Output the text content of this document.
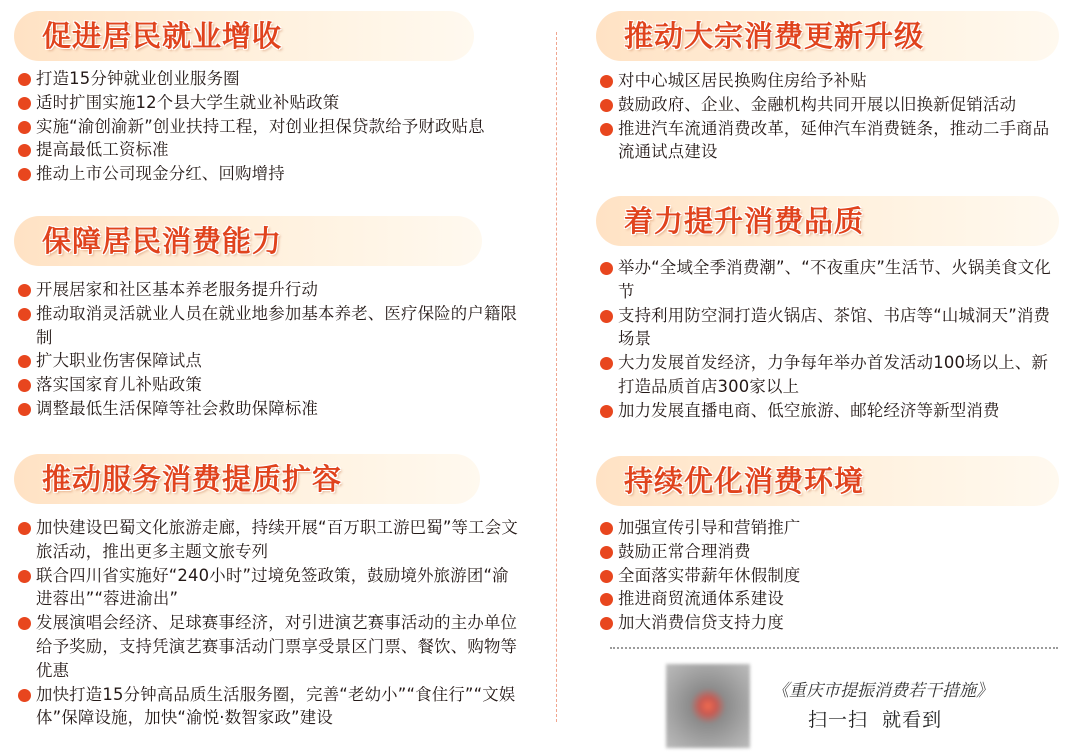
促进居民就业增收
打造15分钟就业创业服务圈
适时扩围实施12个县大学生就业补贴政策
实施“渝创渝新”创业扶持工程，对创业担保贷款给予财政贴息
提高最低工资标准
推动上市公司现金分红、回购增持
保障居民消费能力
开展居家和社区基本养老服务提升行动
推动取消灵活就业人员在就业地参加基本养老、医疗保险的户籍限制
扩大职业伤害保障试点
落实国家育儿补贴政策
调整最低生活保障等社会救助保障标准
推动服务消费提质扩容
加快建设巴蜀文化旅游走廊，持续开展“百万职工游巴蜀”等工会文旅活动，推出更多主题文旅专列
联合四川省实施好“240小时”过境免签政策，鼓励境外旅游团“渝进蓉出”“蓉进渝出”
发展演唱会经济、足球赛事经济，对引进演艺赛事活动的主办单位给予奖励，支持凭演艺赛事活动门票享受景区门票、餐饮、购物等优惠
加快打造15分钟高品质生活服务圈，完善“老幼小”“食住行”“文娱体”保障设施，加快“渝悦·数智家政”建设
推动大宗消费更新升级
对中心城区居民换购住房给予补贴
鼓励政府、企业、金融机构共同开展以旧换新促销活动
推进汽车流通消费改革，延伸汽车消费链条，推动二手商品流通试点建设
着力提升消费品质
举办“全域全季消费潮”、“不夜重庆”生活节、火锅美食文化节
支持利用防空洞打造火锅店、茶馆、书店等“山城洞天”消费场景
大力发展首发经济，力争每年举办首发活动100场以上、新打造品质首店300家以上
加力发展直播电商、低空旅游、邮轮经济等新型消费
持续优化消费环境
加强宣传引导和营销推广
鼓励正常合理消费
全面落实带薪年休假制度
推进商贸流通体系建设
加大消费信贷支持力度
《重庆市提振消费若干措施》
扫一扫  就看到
______________________________
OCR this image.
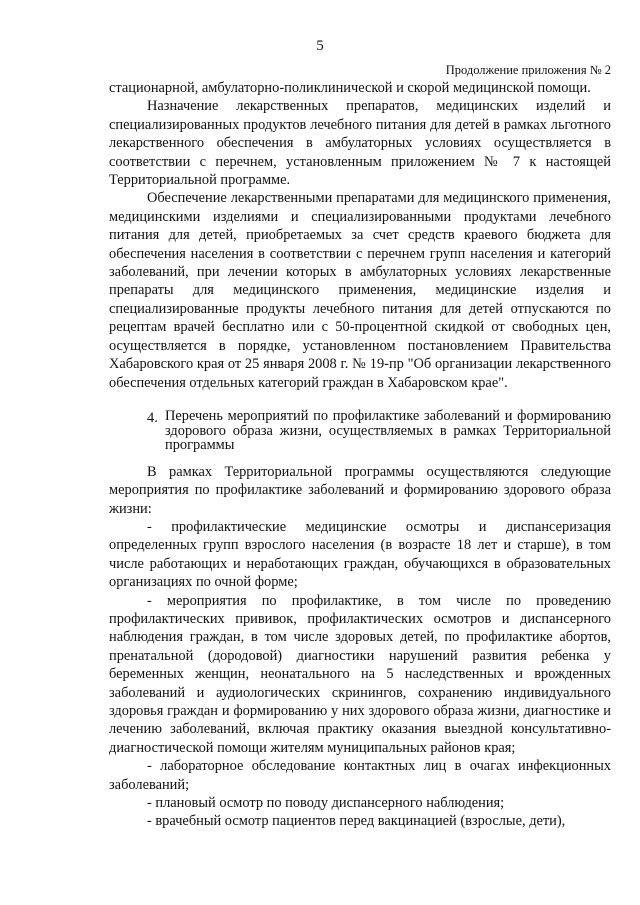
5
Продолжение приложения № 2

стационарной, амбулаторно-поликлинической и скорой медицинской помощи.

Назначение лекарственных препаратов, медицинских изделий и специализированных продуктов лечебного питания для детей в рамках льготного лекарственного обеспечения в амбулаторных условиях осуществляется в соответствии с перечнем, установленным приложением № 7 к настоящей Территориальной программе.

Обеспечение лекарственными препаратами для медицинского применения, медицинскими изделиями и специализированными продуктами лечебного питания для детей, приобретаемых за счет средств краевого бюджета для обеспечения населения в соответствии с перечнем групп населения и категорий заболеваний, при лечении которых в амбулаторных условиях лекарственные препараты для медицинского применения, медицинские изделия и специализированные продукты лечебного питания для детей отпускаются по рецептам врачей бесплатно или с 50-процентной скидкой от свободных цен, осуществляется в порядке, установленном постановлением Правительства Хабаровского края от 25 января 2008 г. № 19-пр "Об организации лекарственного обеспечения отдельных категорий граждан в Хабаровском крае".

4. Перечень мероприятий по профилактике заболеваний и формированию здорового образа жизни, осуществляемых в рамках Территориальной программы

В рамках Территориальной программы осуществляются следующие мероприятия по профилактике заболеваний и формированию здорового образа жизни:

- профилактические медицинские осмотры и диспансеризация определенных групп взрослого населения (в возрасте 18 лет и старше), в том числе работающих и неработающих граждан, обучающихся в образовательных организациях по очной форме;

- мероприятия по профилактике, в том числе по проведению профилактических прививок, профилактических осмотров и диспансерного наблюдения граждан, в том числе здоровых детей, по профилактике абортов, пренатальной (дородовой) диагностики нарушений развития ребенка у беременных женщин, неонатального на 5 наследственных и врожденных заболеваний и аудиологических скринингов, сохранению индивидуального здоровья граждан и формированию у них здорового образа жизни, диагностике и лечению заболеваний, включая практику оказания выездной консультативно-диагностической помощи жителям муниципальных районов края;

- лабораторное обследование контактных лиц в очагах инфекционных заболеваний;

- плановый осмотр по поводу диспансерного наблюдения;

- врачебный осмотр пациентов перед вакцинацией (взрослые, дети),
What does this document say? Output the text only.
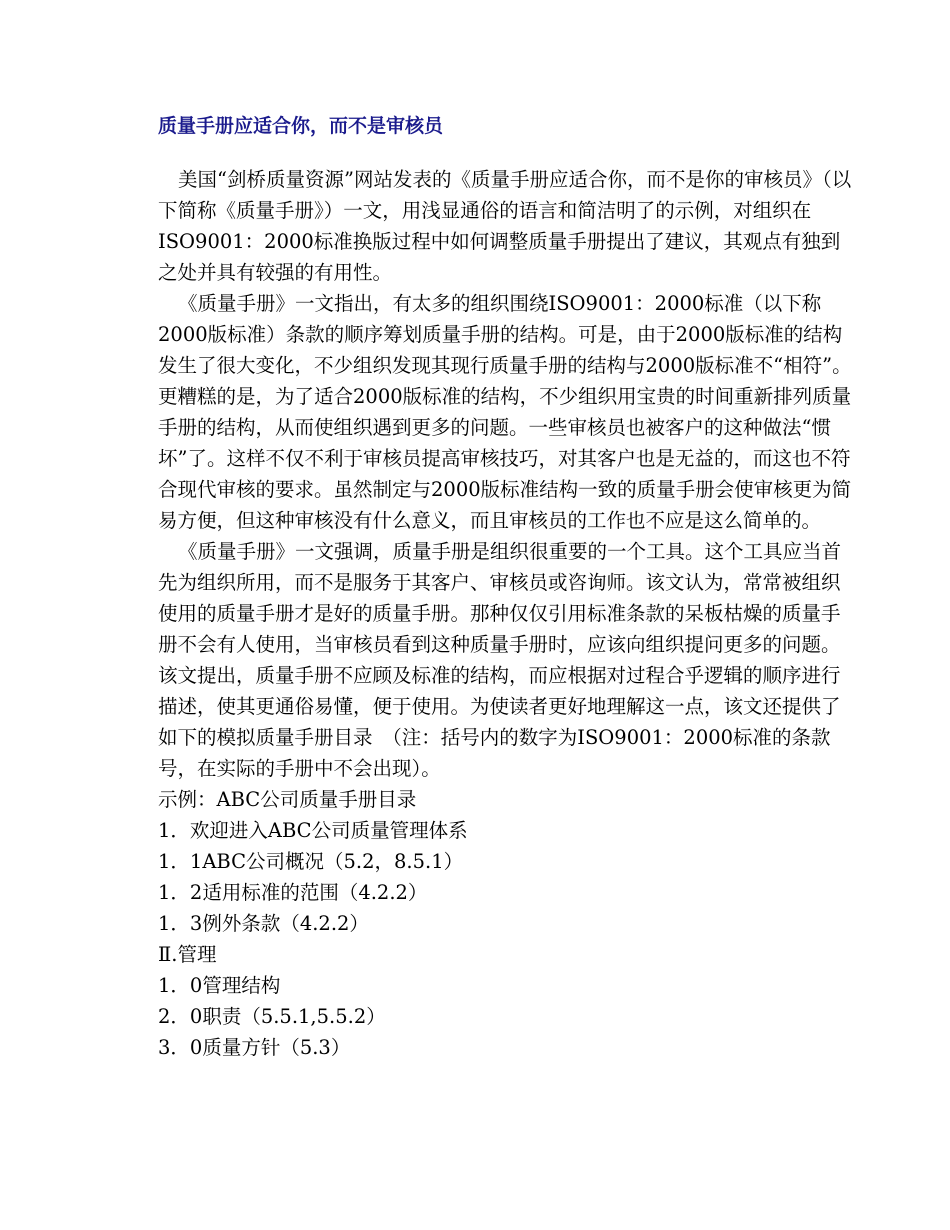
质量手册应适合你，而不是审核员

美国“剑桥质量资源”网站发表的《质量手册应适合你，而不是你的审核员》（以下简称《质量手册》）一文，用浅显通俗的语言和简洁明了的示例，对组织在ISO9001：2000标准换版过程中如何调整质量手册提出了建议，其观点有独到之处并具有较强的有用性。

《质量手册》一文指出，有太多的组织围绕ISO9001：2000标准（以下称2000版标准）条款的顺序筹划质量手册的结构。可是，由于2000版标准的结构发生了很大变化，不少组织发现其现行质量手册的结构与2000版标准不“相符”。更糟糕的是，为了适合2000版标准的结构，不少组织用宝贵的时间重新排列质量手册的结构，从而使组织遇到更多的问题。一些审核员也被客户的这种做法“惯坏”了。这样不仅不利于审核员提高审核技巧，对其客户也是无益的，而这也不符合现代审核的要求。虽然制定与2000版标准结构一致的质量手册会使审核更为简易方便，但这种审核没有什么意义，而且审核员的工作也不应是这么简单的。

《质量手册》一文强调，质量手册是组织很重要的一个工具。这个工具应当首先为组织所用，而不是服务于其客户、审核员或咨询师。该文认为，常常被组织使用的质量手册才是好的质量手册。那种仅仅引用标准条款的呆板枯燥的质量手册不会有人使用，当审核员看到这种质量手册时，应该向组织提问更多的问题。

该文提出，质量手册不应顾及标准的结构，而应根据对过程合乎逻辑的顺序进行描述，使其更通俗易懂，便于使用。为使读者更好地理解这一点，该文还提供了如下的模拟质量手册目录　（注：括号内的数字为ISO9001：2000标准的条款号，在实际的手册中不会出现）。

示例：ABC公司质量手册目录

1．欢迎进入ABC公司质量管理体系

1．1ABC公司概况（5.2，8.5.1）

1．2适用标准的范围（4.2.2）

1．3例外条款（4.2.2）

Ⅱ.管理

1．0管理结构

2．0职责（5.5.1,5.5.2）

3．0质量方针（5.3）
______________________________
State how many lines of the material contain the string "здорового", with no other words.

3